Records from a collection of figures:
▶

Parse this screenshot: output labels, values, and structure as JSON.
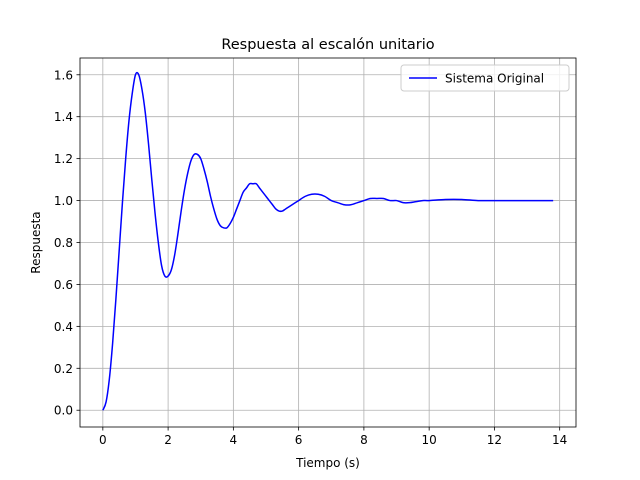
{
  "chart_data": {
    "type": "line",
    "title": "Respuesta al escalón unitario",
    "xlabel": "Tiempo (s)",
    "ylabel": "Respuesta",
    "xlim": [
      -0.7,
      14.5
    ],
    "ylim": [
      -0.08,
      1.68
    ],
    "xticks": [
      0,
      2,
      4,
      6,
      8,
      10,
      12,
      14
    ],
    "yticks": [
      0.0,
      0.2,
      0.4,
      0.6,
      0.8,
      1.0,
      1.2,
      1.4,
      1.6
    ],
    "x_tick_labels": [
      "0",
      "2",
      "4",
      "6",
      "8",
      "10",
      "12",
      "14"
    ],
    "y_tick_labels": [
      "0.0",
      "0.2",
      "0.4",
      "0.6",
      "0.8",
      "1.0",
      "1.2",
      "1.4",
      "1.6"
    ],
    "grid": true,
    "legend_position": "top-right",
    "series": [
      {
        "name": "Sistema Original",
        "color": "#0000ff",
        "x": [
          0,
          0.1,
          0.2,
          0.3,
          0.4,
          0.5,
          0.6,
          0.7,
          0.8,
          0.9,
          1.0,
          1.1,
          1.2,
          1.3,
          1.4,
          1.5,
          1.6,
          1.7,
          1.8,
          1.9,
          2.0,
          2.1,
          2.2,
          2.3,
          2.4,
          2.5,
          2.6,
          2.7,
          2.8,
          2.9,
          3.0,
          3.1,
          3.2,
          3.3,
          3.4,
          3.5,
          3.6,
          3.7,
          3.8,
          3.9,
          4.0,
          4.1,
          4.2,
          4.3,
          4.4,
          4.5,
          4.6,
          4.7,
          4.8,
          4.9,
          5.0,
          5.1,
          5.2,
          5.3,
          5.4,
          5.5,
          5.6,
          5.7,
          5.8,
          5.9,
          6.0,
          6.2,
          6.4,
          6.6,
          6.8,
          7.0,
          7.2,
          7.4,
          7.6,
          7.8,
          8.0,
          8.2,
          8.4,
          8.6,
          8.8,
          9.0,
          9.2,
          9.4,
          9.6,
          9.8,
          10.0,
          10.5,
          11.0,
          11.5,
          12.0,
          12.5,
          13.0,
          13.5,
          13.8
        ],
        "y": [
          0.0,
          0.04,
          0.15,
          0.32,
          0.53,
          0.76,
          0.99,
          1.2,
          1.38,
          1.51,
          1.6,
          1.6,
          1.53,
          1.42,
          1.27,
          1.1,
          0.94,
          0.8,
          0.69,
          0.64,
          0.64,
          0.67,
          0.74,
          0.84,
          0.95,
          1.05,
          1.13,
          1.19,
          1.22,
          1.22,
          1.2,
          1.15,
          1.09,
          1.02,
          0.96,
          0.91,
          0.88,
          0.87,
          0.87,
          0.89,
          0.92,
          0.96,
          1.0,
          1.04,
          1.06,
          1.08,
          1.08,
          1.08,
          1.06,
          1.04,
          1.02,
          1.0,
          0.98,
          0.96,
          0.95,
          0.95,
          0.96,
          0.97,
          0.98,
          0.99,
          1.0,
          1.02,
          1.03,
          1.03,
          1.02,
          1.0,
          0.99,
          0.98,
          0.98,
          0.99,
          1.0,
          1.01,
          1.01,
          1.01,
          1.0,
          1.0,
          0.99,
          0.99,
          0.995,
          1.0,
          1.0,
          1.005,
          1.005,
          1.0,
          1.0,
          1.0,
          1.0,
          1.0,
          1.0
        ]
      }
    ]
  }
}
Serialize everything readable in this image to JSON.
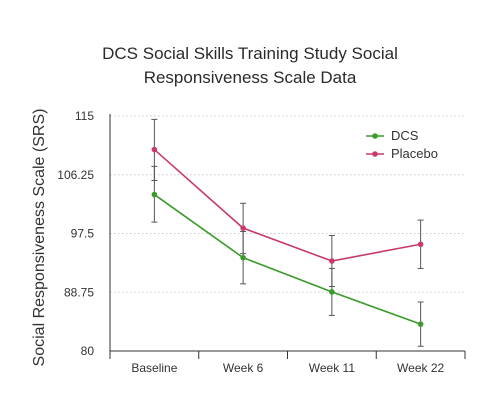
{
  "chart_data": {
    "type": "line",
    "title_lines": [
      "DCS Social Skills Training Study Social",
      "Responsiveness Scale Data"
    ],
    "xlabel": "",
    "ylabel": "Social Responsiveness  Scale (SRS)",
    "categories": [
      "Baseline",
      "Week 6",
      "Week 11",
      "Week 22"
    ],
    "ylim": [
      80,
      115
    ],
    "yticks": [
      80,
      88.75,
      97.5,
      106.25,
      115
    ],
    "ytick_labels": [
      "80",
      "88.75",
      "97.5",
      "106.25",
      "115"
    ],
    "grid": "horizontal dotted",
    "legend_position": "top-right",
    "series": [
      {
        "name": "DCS",
        "color": "#3a9a2a",
        "values": [
          103.3,
          93.9,
          88.8,
          84.0
        ],
        "error_low": [
          99.2,
          90.0,
          85.3,
          80.7
        ],
        "error_high": [
          107.5,
          97.8,
          92.3,
          87.3
        ]
      },
      {
        "name": "Placebo",
        "color": "#c83a6a",
        "values": [
          110.0,
          98.3,
          93.4,
          95.9
        ],
        "error_low": [
          105.4,
          94.5,
          89.6,
          92.3
        ],
        "error_high": [
          114.5,
          102.0,
          97.2,
          99.5
        ]
      }
    ]
  }
}
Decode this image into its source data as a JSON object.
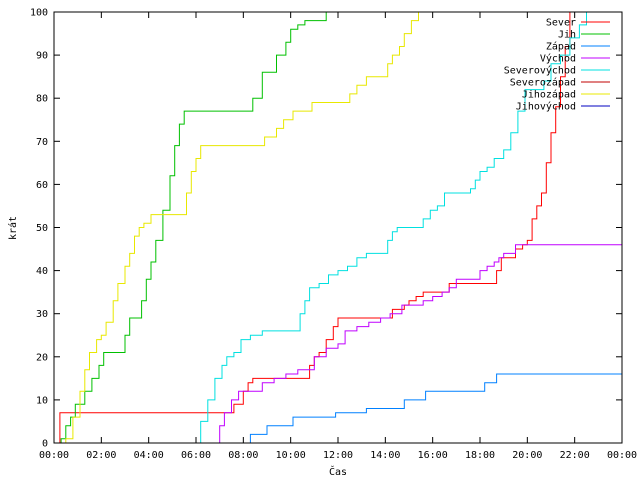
{
  "chart_data": {
    "type": "line",
    "title": "",
    "xlabel": "Čas",
    "ylabel": "krát",
    "xlim": [
      0,
      24
    ],
    "ylim": [
      0,
      100
    ],
    "x_ticks": [
      0,
      2,
      4,
      6,
      8,
      10,
      12,
      14,
      16,
      18,
      20,
      22,
      24
    ],
    "x_tick_labels": [
      "00:00",
      "02:00",
      "04:00",
      "06:00",
      "08:00",
      "10:00",
      "12:00",
      "14:00",
      "16:00",
      "18:00",
      "20:00",
      "22:00",
      "00:00"
    ],
    "y_ticks": [
      0,
      10,
      20,
      30,
      40,
      50,
      60,
      70,
      80,
      90,
      100
    ],
    "y_tick_labels": [
      "0",
      "10",
      "20",
      "30",
      "40",
      "50",
      "60",
      "70",
      "80",
      "90",
      "100"
    ],
    "grid": false,
    "legend_position": "top-right",
    "series": [
      {
        "name": "Sever",
        "color": "#ff0000",
        "points": [
          [
            0,
            0
          ],
          [
            0.25,
            7
          ],
          [
            7.5,
            7
          ],
          [
            7.6,
            9
          ],
          [
            7.9,
            9
          ],
          [
            8,
            12
          ],
          [
            8.2,
            14
          ],
          [
            8.4,
            15
          ],
          [
            10.6,
            15
          ],
          [
            10.8,
            18
          ],
          [
            11,
            20
          ],
          [
            11.2,
            21
          ],
          [
            11.5,
            24
          ],
          [
            11.8,
            27
          ],
          [
            12,
            29
          ],
          [
            14.1,
            29
          ],
          [
            14.3,
            31
          ],
          [
            14.8,
            32
          ],
          [
            15,
            33
          ],
          [
            15.3,
            34
          ],
          [
            15.6,
            35
          ],
          [
            16.5,
            35
          ],
          [
            16.7,
            37
          ],
          [
            18.6,
            37
          ],
          [
            18.7,
            40
          ],
          [
            18.9,
            43
          ],
          [
            19.5,
            45
          ],
          [
            19.8,
            46
          ],
          [
            20,
            47
          ],
          [
            20.2,
            52
          ],
          [
            20.4,
            55
          ],
          [
            20.6,
            58
          ],
          [
            20.8,
            65
          ],
          [
            21,
            72
          ],
          [
            21.2,
            78
          ],
          [
            21.4,
            85
          ],
          [
            21.6,
            92
          ],
          [
            21.8,
            100
          ]
        ]
      },
      {
        "name": "Jih",
        "color": "#00c000",
        "points": [
          [
            0,
            0
          ],
          [
            0.3,
            1
          ],
          [
            0.5,
            4
          ],
          [
            0.7,
            6
          ],
          [
            0.9,
            9
          ],
          [
            1.1,
            9
          ],
          [
            1.3,
            12
          ],
          [
            1.6,
            15
          ],
          [
            1.9,
            18
          ],
          [
            2.1,
            21
          ],
          [
            2.8,
            21
          ],
          [
            3,
            25
          ],
          [
            3.2,
            29
          ],
          [
            3.5,
            29
          ],
          [
            3.7,
            33
          ],
          [
            3.9,
            38
          ],
          [
            4.1,
            42
          ],
          [
            4.3,
            47
          ],
          [
            4.6,
            54
          ],
          [
            4.9,
            62
          ],
          [
            5.1,
            69
          ],
          [
            5.3,
            74
          ],
          [
            5.5,
            77
          ],
          [
            8.2,
            77
          ],
          [
            8.4,
            80
          ],
          [
            8.8,
            86
          ],
          [
            9.2,
            86
          ],
          [
            9.4,
            90
          ],
          [
            9.8,
            93
          ],
          [
            10,
            96
          ],
          [
            10.3,
            97
          ],
          [
            10.6,
            98
          ],
          [
            11.2,
            98
          ],
          [
            11.5,
            100
          ]
        ]
      },
      {
        "name": "Západ",
        "color": "#0080ff",
        "points": [
          [
            8.1,
            0
          ],
          [
            8.3,
            2
          ],
          [
            8.8,
            2
          ],
          [
            9,
            4
          ],
          [
            9.8,
            4
          ],
          [
            10.1,
            6
          ],
          [
            11.6,
            6
          ],
          [
            11.9,
            7
          ],
          [
            13,
            7
          ],
          [
            13.2,
            8
          ],
          [
            14.5,
            8
          ],
          [
            14.8,
            10
          ],
          [
            15.4,
            10
          ],
          [
            15.7,
            12
          ],
          [
            17.8,
            12
          ],
          [
            18.2,
            14
          ],
          [
            18.4,
            14
          ],
          [
            18.7,
            16
          ],
          [
            24,
            16
          ]
        ]
      },
      {
        "name": "Východ",
        "color": "#c000ff",
        "points": [
          [
            6.8,
            0
          ],
          [
            7,
            4
          ],
          [
            7.2,
            7
          ],
          [
            7.5,
            10
          ],
          [
            7.8,
            12
          ],
          [
            8.4,
            12
          ],
          [
            8.8,
            14
          ],
          [
            9.3,
            15
          ],
          [
            9.8,
            16
          ],
          [
            10.3,
            17
          ],
          [
            10.6,
            17
          ],
          [
            11,
            20
          ],
          [
            11.5,
            22
          ],
          [
            12,
            23
          ],
          [
            12.3,
            26
          ],
          [
            12.8,
            27
          ],
          [
            13.3,
            28
          ],
          [
            13.8,
            29
          ],
          [
            14.2,
            30
          ],
          [
            14.7,
            32
          ],
          [
            15.2,
            32
          ],
          [
            15.6,
            33
          ],
          [
            16,
            34
          ],
          [
            16.4,
            35
          ],
          [
            16.7,
            36
          ],
          [
            17,
            38
          ],
          [
            17.6,
            38
          ],
          [
            18,
            40
          ],
          [
            18.3,
            41
          ],
          [
            18.6,
            42
          ],
          [
            18.8,
            43
          ],
          [
            19,
            44
          ],
          [
            19.5,
            46
          ],
          [
            24,
            46
          ]
        ]
      },
      {
        "name": "Severovýchod",
        "color": "#00e0e0",
        "points": [
          [
            6,
            0
          ],
          [
            6.2,
            5
          ],
          [
            6.5,
            10
          ],
          [
            6.8,
            15
          ],
          [
            7.1,
            18
          ],
          [
            7.3,
            20
          ],
          [
            7.6,
            21
          ],
          [
            7.9,
            24
          ],
          [
            8.3,
            25
          ],
          [
            8.8,
            26
          ],
          [
            10.2,
            26
          ],
          [
            10.4,
            30
          ],
          [
            10.6,
            33
          ],
          [
            10.8,
            36
          ],
          [
            11.2,
            37
          ],
          [
            11.6,
            39
          ],
          [
            12,
            40
          ],
          [
            12.4,
            41
          ],
          [
            12.8,
            43
          ],
          [
            13.2,
            44
          ],
          [
            13.7,
            44
          ],
          [
            14.1,
            47
          ],
          [
            14.3,
            49
          ],
          [
            14.5,
            50
          ],
          [
            15.3,
            50
          ],
          [
            15.6,
            52
          ],
          [
            15.9,
            54
          ],
          [
            16.2,
            55
          ],
          [
            16.5,
            58
          ],
          [
            17.4,
            58
          ],
          [
            17.6,
            59
          ],
          [
            17.8,
            61
          ],
          [
            18,
            63
          ],
          [
            18.3,
            64
          ],
          [
            18.6,
            66
          ],
          [
            19,
            68
          ],
          [
            19.3,
            72
          ],
          [
            19.6,
            77
          ],
          [
            19.9,
            82
          ],
          [
            20.3,
            82
          ],
          [
            20.7,
            84
          ],
          [
            21,
            88
          ],
          [
            21.4,
            90
          ],
          [
            21.8,
            94
          ],
          [
            22.2,
            97
          ],
          [
            22.5,
            100
          ]
        ]
      },
      {
        "name": "Severozápad",
        "color": "#c00000",
        "points": [
          [
            7.5,
            7.5
          ]
        ]
      },
      {
        "name": "Jihozápad",
        "color": "#e8e800",
        "points": [
          [
            0,
            0
          ],
          [
            0.5,
            1
          ],
          [
            0.8,
            6
          ],
          [
            1.1,
            12
          ],
          [
            1.3,
            17
          ],
          [
            1.5,
            21
          ],
          [
            1.8,
            24
          ],
          [
            2,
            25
          ],
          [
            2.2,
            28
          ],
          [
            2.5,
            33
          ],
          [
            2.7,
            37
          ],
          [
            3,
            41
          ],
          [
            3.2,
            44
          ],
          [
            3.4,
            48
          ],
          [
            3.6,
            50
          ],
          [
            3.8,
            51
          ],
          [
            4.1,
            53
          ],
          [
            5.3,
            53
          ],
          [
            5.6,
            58
          ],
          [
            5.8,
            63
          ],
          [
            6,
            66
          ],
          [
            6.2,
            69
          ],
          [
            8.6,
            69
          ],
          [
            8.9,
            71
          ],
          [
            9.4,
            73
          ],
          [
            9.7,
            75
          ],
          [
            10.1,
            77
          ],
          [
            10.6,
            77
          ],
          [
            10.9,
            79
          ],
          [
            12.2,
            79
          ],
          [
            12.5,
            81
          ],
          [
            12.8,
            83
          ],
          [
            13.2,
            85
          ],
          [
            13.8,
            85
          ],
          [
            14.1,
            88
          ],
          [
            14.3,
            90
          ],
          [
            14.6,
            92
          ],
          [
            14.8,
            95
          ],
          [
            15.1,
            98
          ],
          [
            15.4,
            100
          ]
        ]
      },
      {
        "name": "Jihovýchod",
        "color": "#0000c0",
        "points": []
      }
    ]
  }
}
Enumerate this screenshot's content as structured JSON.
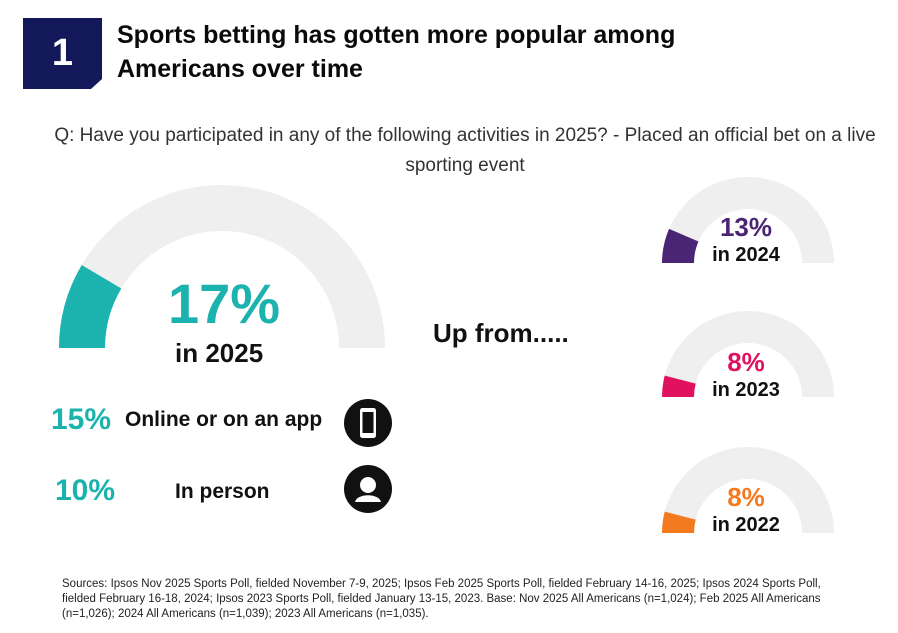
{
  "badge": {
    "number": "1"
  },
  "title": "Sports betting has gotten more popular among Americans over time",
  "question": "Q: Have you participated in any of the following activities in 2025? - Placed an official bet on a live sporting event",
  "main": {
    "value": "17%",
    "year": "in 2025"
  },
  "up_from": "Up from.....",
  "breakdown": [
    {
      "value": "15%",
      "label": "Online or on an app",
      "icon": "phone-icon"
    },
    {
      "value": "10%",
      "label": "In person",
      "icon": "person-icon"
    }
  ],
  "previous": [
    {
      "value": "13%",
      "year": "in 2024"
    },
    {
      "value": "8%",
      "year": "in 2023"
    },
    {
      "value": "8%",
      "year": "in 2022"
    }
  ],
  "colors": {
    "badge": "#13185a",
    "track": "#efefef",
    "y2025": "#1cb2ad",
    "y2024": "#4a2576",
    "y2023": "#e0115f",
    "y2022": "#f47a20"
  },
  "chart_data": {
    "type": "gauge",
    "scale": [
      0,
      100
    ],
    "series": [
      {
        "label": "in 2025",
        "value": 17,
        "color": "#1cb2ad"
      },
      {
        "label": "in 2024",
        "value": 13,
        "color": "#4a2576"
      },
      {
        "label": "in 2023",
        "value": 8,
        "color": "#e0115f"
      },
      {
        "label": "in 2022",
        "value": 8,
        "color": "#f47a20"
      }
    ],
    "breakdown_2025": [
      {
        "label": "Online or on an app",
        "value": 15
      },
      {
        "label": "In person",
        "value": 10
      }
    ]
  },
  "sources": "Sources: Ipsos Nov 2025 Sports Poll, fielded November 7-9, 2025; Ipsos Feb 2025 Sports Poll, fielded February 14-16, 2025; Ipsos 2024 Sports Poll, fielded February 16-18, 2024; Ipsos 2023 Sports Poll, fielded January 13-15, 2023. Base: Nov 2025 All Americans (n=1,024); Feb 2025 All Americans (n=1,026); 2024 All Americans (n=1,039); 2023 All Americans (n=1,035)."
}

◀

| THE PROBLEM |
Look for the word "grid" and return every line where it occurs.

| EXERCISE ANSWER |
    "grid": true,
    "grid": "horizontal dotted",
    "grid": false,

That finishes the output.